## Task
All of the data below must be repeated exactly.
○ ○ ○ ○ ○ ○ ○
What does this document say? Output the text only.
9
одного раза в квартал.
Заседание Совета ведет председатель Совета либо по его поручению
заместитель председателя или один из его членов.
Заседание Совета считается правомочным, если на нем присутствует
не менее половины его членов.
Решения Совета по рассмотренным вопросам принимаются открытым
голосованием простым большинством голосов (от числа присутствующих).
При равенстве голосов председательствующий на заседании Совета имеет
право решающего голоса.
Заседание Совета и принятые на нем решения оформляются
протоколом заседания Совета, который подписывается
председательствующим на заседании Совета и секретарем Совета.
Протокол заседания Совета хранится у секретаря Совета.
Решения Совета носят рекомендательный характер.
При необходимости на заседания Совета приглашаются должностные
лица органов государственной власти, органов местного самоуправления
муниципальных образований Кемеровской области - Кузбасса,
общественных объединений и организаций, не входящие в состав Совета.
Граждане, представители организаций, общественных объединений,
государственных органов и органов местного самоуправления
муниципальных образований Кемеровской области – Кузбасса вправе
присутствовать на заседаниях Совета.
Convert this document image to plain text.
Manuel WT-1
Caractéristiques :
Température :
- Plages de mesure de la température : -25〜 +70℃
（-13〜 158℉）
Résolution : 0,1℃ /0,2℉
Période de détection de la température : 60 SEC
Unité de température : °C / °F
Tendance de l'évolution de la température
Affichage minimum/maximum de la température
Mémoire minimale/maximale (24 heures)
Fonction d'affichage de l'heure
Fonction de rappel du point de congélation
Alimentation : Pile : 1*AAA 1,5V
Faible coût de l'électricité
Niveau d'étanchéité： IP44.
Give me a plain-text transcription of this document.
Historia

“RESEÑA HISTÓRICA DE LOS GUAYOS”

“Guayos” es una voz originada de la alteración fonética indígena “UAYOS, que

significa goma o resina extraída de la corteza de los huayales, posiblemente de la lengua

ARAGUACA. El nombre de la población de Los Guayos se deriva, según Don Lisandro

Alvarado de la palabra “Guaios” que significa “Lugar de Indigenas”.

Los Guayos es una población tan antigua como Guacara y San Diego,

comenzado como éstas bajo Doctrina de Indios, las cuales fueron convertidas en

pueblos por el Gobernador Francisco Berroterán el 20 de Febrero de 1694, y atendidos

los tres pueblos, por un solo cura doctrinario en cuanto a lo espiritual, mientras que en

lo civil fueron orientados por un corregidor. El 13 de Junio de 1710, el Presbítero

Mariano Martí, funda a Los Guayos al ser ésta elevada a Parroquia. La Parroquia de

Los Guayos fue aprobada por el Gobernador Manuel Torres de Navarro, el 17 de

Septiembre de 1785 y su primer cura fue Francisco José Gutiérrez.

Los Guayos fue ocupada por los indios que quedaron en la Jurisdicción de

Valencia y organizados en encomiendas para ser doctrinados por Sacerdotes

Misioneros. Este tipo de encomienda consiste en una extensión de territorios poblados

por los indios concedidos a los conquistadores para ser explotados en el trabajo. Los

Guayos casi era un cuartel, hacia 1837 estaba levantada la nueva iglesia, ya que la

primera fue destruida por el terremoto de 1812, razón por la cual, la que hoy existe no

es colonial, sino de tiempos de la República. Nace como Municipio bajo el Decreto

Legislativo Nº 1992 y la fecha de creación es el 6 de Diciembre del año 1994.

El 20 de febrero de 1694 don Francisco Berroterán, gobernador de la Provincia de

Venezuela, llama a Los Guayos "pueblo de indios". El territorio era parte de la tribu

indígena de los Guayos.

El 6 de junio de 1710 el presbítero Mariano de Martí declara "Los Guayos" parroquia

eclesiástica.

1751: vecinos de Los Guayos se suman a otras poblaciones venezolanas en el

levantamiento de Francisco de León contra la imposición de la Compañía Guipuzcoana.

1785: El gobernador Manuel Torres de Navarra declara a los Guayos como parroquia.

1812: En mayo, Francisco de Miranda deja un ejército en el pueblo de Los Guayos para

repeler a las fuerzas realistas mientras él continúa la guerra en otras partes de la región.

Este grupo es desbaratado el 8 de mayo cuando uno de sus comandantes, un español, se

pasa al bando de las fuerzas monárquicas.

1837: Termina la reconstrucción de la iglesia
○ ○ ○ ○ ○ ○ ○
## Task answer
What does this document say? Output the text only.
9
одного раза в квартал.
Заседание Совета ведет председатель Совета либо по его поручению
заместитель председателя или один из его членов.
Заседание Совета считается правомочным, если на нем присутствует
не менее половины его членов.
Решения Совета по рассмотренным вопросам принимаются открытым
голосованием простым большинством голосов (от числа присутствующих).
При равенстве голосов председательствующий на заседании Совета имеет
право решающего голоса.
Заседание Совета и принятые на нем решения оформляются
протоколом заседания Совета, который подписывается
председательствующим на заседании Совета и секретарем Совета.
Протокол заседания Совета хранится у секретаря Совета.
Решения Совета носят рекомендательный характер.
При необходимости на заседания Совета приглашаются должностные
лица органов государственной власти, органов местного самоуправления
муниципальных образований Кемеровской области - Кузбасса,
общественных объединений и организаций, не входящие в состав Совета.
Граждане, представители организаций, общественных объединений,
государственных органов и органов местного самоуправления
муниципальных образований Кемеровской области – Кузбасса вправе
присутствовать на заседаниях Совета.
Convert this document image to plain text.
Manuel WT-1
Caractéristiques :
Température :
- Plages de mesure de la température : -25〜 +70℃
（-13〜 158℉）
Résolution : 0,1℃ /0,2℉
Période de détection de la température : 60 SEC
Unité de température : °C / °F
Tendance de l'évolution de la température
Affichage minimum/maximum de la température
Mémoire minimale/maximale (24 heures)
Fonction d'affichage de l'heure
Fonction de rappel du point de congélation
Alimentation : Pile : 1*AAA 1,5V
Faible coût de l'électricité
Niveau d'étanchéité： IP44.
Give me a plain-text transcription of this document.
Historia

“RESEÑA HISTÓRICA DE LOS GUAYOS”

“Guayos” es una voz originada de la alteración fonética indígena “UAYOS, que

significa goma o resina extraída de la corteza de los huayales, posiblemente de la lengua

ARAGUACA. El nombre de la población de Los Guayos se deriva, según Don Lisandro

Alvarado de la palabra “Guaios” que significa “Lugar de Indigenas”.

Los Guayos es una población tan antigua como Guacara y San Diego,

comenzado como éstas bajo Doctrina de Indios, las cuales fueron convertidas en

pueblos por el Gobernador Francisco Berroterán el 20 de Febrero de 1694, y atendidos

los tres pueblos, por un solo cura doctrinario en cuanto a lo espiritual, mientras que en

lo civil fueron orientados por un corregidor. El 13 de Junio de 1710, el Presbítero

Mariano Martí, funda a Los Guayos al ser ésta elevada a Parroquia. La Parroquia de

Los Guayos fue aprobada por el Gobernador Manuel Torres de Navarro, el 17 de

Septiembre de 1785 y su primer cura fue Francisco José Gutiérrez.

Los Guayos fue ocupada por los indios que quedaron en la Jurisdicción de

Valencia y organizados en encomiendas para ser doctrinados por Sacerdotes

Misioneros. Este tipo de encomienda consiste en una extensión de territorios poblados

por los indios concedidos a los conquistadores para ser explotados en el trabajo. Los

Guayos casi era un cuartel, hacia 1837 estaba levantada la nueva iglesia, ya que la

primera fue destruida por el terremoto de 1812, razón por la cual, la que hoy existe no

es colonial, sino de tiempos de la República. Nace como Municipio bajo el Decreto

Legislativo Nº 1992 y la fecha de creación es el 6 de Diciembre del año 1994.

El 20 de febrero de 1694 don Francisco Berroterán, gobernador de la Provincia de

Venezuela, llama a Los Guayos "pueblo de indios". El territorio era parte de la tribu

indígena de los Guayos.

El 6 de junio de 1710 el presbítero Mariano de Martí declara "Los Guayos" parroquia

eclesiástica.

1751: vecinos de Los Guayos se suman a otras poblaciones venezolanas en el

levantamiento de Francisco de León contra la imposición de la Compañía Guipuzcoana.

1785: El gobernador Manuel Torres de Navarra declara a los Guayos como parroquia.

1812: En mayo, Francisco de Miranda deja un ejército en el pueblo de Los Guayos para

repeler a las fuerzas realistas mientras él continúa la guerra en otras partes de la región.

Este grupo es desbaratado el 8 de mayo cuando uno de sus comandantes, un español, se

pasa al bando de las fuerzas monárquicas.

1837: Termina la reconstrucción de la iglesia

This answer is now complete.